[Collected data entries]
**********

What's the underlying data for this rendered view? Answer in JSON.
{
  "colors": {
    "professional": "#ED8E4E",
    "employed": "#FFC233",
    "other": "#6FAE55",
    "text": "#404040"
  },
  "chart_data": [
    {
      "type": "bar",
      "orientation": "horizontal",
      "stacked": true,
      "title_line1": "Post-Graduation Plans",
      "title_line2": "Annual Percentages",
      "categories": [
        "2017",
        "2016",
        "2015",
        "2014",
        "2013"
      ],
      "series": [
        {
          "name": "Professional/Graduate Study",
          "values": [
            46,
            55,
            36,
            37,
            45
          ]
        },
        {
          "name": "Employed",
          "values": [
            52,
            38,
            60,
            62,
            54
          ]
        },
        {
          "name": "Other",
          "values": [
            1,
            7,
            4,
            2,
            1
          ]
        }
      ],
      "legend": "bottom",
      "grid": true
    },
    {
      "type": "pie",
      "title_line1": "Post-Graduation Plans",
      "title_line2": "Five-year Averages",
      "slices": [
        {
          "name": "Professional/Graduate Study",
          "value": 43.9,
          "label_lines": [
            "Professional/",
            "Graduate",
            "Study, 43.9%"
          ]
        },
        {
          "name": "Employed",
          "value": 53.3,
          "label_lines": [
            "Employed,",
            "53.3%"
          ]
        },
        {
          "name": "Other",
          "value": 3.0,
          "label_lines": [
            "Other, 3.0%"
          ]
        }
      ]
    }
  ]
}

**********

Exercise:
Write out the material from the first line to the last, exactly.

Reply:
What's the underlying data for this rendered view? Answer in JSON.
{
  "colors": {
    "professional": "#ED8E4E",
    "employed": "#FFC233",
    "other": "#6FAE55",
    "text": "#404040"
  },
  "chart_data": [
    {
      "type": "bar",
      "orientation": "horizontal",
      "stacked": true,
      "title_line1": "Post-Graduation Plans",
      "title_line2": "Annual Percentages",
      "categories": [
        "2017",
        "2016",
        "2015",
        "2014",
        "2013"
      ],
      "series": [
        {
          "name": "Professional/Graduate Study",
          "values": [
            46,
            55,
            36,
            37,
            45
          ]
        },
        {
          "name": "Employed",
          "values": [
            52,
            38,
            60,
            62,
            54
          ]
        },
        {
          "name": "Other",
          "values": [
            1,
            7,
            4,
            2,
            1
          ]
        }
      ],
      "legend": "bottom",
      "grid": true
    },
    {
      "type": "pie",
      "title_line1": "Post-Graduation Plans",
      "title_line2": "Five-year Averages",
      "slices": [
        {
          "name": "Professional/Graduate Study",
          "value": 43.9,
          "label_lines": [
            "Professional/",
            "Graduate",
            "Study, 43.9%"
          ]
        },
        {
          "name": "Employed",
          "value": 53.3,
          "label_lines": [
            "Employed,",
            "53.3%"
          ]
        },
        {
          "name": "Other",
          "value": 3.0,
          "label_lines": [
            "Other, 3.0%"
          ]
        }
      ]
    }
  ]
}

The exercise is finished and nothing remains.